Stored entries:
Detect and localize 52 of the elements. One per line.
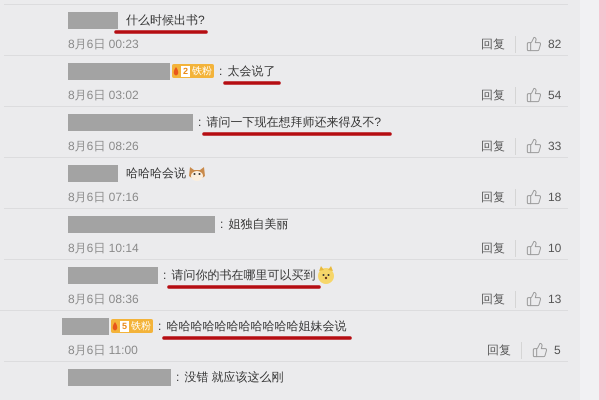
like-count: 13 — [548, 292, 562, 306]
comment-time: 8月6日 10:14 — [68, 240, 140, 256]
dog-sticker-icon — [316, 265, 336, 285]
like-count: 10 — [548, 241, 562, 255]
comment-text: 姐独自美丽 — [228, 216, 288, 232]
like-count: 82 — [548, 37, 562, 51]
reply-link[interactable]: 回复 — [481, 240, 516, 256]
comment-text: 哈哈哈哈哈哈哈哈哈哈哈姐妹会说 — [166, 318, 346, 334]
thumbs-up-icon[interactable] — [526, 291, 542, 307]
comment-time: 8月6日 00:23 — [68, 36, 140, 52]
like-count: 33 — [548, 139, 562, 153]
comment-text: 请问一下现在想拜师还来得及不? — [206, 114, 382, 130]
comment-time: 8月6日 08:26 — [68, 138, 140, 154]
reply-link[interactable]: 回复 — [481, 86, 516, 104]
separator-colon: : — [220, 217, 224, 231]
reply-link[interactable]: 回复 — [481, 138, 516, 154]
like-count: 54 — [548, 88, 562, 102]
badge-label: 铁粉 — [192, 65, 212, 78]
separator-colon: : — [176, 370, 180, 384]
badge-label: 铁粉 — [131, 320, 152, 333]
reply-link[interactable]: 回复 — [487, 342, 522, 358]
comment-time: 8月6日 03:02 — [68, 86, 140, 104]
comment-text: 太会说了 — [227, 62, 276, 80]
like-count: 18 — [548, 190, 562, 204]
reply-link[interactable]: 回复 — [481, 188, 516, 206]
comment-time: 8月6日 11:00 — [68, 342, 139, 358]
flame-icon — [173, 66, 179, 76]
redacted-username — [62, 318, 109, 334]
thumbs-up-icon[interactable] — [526, 189, 542, 205]
comment-text: 没错 就应该这么刚 — [184, 368, 284, 386]
reply-link[interactable]: 回复 — [481, 290, 516, 308]
thumbs-up-icon[interactable] — [532, 342, 548, 358]
comment-text: 请问你的书在哪里可以买到 — [171, 266, 316, 284]
redacted-username — [68, 12, 118, 28]
separator-colon: : — [198, 115, 202, 129]
flame-icon — [112, 322, 118, 330]
comment-time: 8月6日 08:36 — [68, 290, 140, 308]
comment-text: 什么时候出书? — [126, 12, 205, 28]
like-count: 5 — [554, 343, 562, 357]
comment-text: 哈哈哈会说 — [126, 164, 186, 182]
thumbs-up-icon[interactable] — [526, 138, 542, 154]
redacted-username — [68, 164, 118, 182]
badge-level: 5 — [120, 320, 130, 332]
separator-colon: : — [163, 268, 166, 282]
separator-colon: : — [158, 319, 162, 333]
thumbs-up-icon[interactable] — [526, 36, 542, 52]
thumbs-up-icon[interactable] — [526, 240, 542, 256]
thumbs-up-icon[interactable] — [526, 87, 542, 103]
comment-time: 8月6日 07:16 — [68, 188, 140, 206]
reply-link[interactable]: 回复 — [481, 36, 516, 52]
separator-colon: : — [219, 64, 222, 78]
badge-level: 2 — [181, 66, 190, 76]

GOAL: Write out the lines above again, substituting "reply-button" for every "reply-link" and keeping everything else the same. Leave the picture out.

THE OUTPUT:
Detect and localize 52 of the elements. One per line.
like-count: 13 — [548, 292, 562, 306]
comment-time: 8月6日 10:14 — [68, 240, 140, 256]
dog-sticker-icon — [316, 265, 336, 285]
like-count: 10 — [548, 241, 562, 255]
comment-text: 姐独自美丽 — [228, 216, 288, 232]
like-count: 82 — [548, 37, 562, 51]
reply-button[interactable]: 回复 — [481, 240, 516, 256]
comment-text: 哈哈哈哈哈哈哈哈哈哈哈姐妹会说 — [166, 318, 346, 334]
thumbs-up-icon[interactable] — [526, 291, 542, 307]
comment-time: 8月6日 00:23 — [68, 36, 140, 52]
like-count: 33 — [548, 139, 562, 153]
comment-text: 请问一下现在想拜师还来得及不? — [206, 114, 382, 130]
comment-time: 8月6日 08:26 — [68, 138, 140, 154]
reply-button[interactable]: 回复 — [481, 86, 516, 104]
separator-colon: : — [220, 217, 224, 231]
reply-button[interactable]: 回复 — [481, 138, 516, 154]
like-count: 54 — [548, 88, 562, 102]
badge-label: 铁粉 — [192, 65, 212, 78]
separator-colon: : — [176, 370, 180, 384]
badge-label: 铁粉 — [131, 320, 152, 333]
reply-button[interactable]: 回复 — [487, 342, 522, 358]
comment-time: 8月6日 03:02 — [68, 86, 140, 104]
comment-text: 太会说了 — [227, 62, 276, 80]
like-count: 18 — [548, 190, 562, 204]
reply-button[interactable]: 回复 — [481, 188, 516, 206]
comment-time: 8月6日 11:00 — [68, 342, 139, 358]
flame-icon — [173, 66, 179, 76]
redacted-username — [62, 318, 109, 334]
thumbs-up-icon[interactable] — [526, 189, 542, 205]
comment-text: 没错 就应该这么刚 — [184, 368, 284, 386]
reply-button[interactable]: 回复 — [481, 290, 516, 308]
thumbs-up-icon[interactable] — [532, 342, 548, 358]
comment-text: 请问你的书在哪里可以买到 — [171, 266, 316, 284]
redacted-username — [68, 12, 118, 28]
separator-colon: : — [198, 115, 202, 129]
flame-icon — [112, 322, 118, 330]
comment-time: 8月6日 08:36 — [68, 290, 140, 308]
comment-text: 什么时候出书? — [126, 12, 205, 28]
like-count: 5 — [554, 343, 562, 357]
comment-text: 哈哈哈会说 — [126, 164, 186, 182]
thumbs-up-icon[interactable] — [526, 138, 542, 154]
redacted-username — [68, 164, 118, 182]
badge-level: 5 — [120, 320, 130, 332]
separator-colon: : — [163, 268, 166, 282]
separator-colon: : — [158, 319, 162, 333]
thumbs-up-icon[interactable] — [526, 36, 542, 52]
thumbs-up-icon[interactable] — [526, 240, 542, 256]
thumbs-up-icon[interactable] — [526, 87, 542, 103]
comment-time: 8月6日 07:16 — [68, 188, 140, 206]
reply-button[interactable]: 回复 — [481, 36, 516, 52]
separator-colon: : — [219, 64, 222, 78]
badge-level: 2 — [181, 66, 190, 76]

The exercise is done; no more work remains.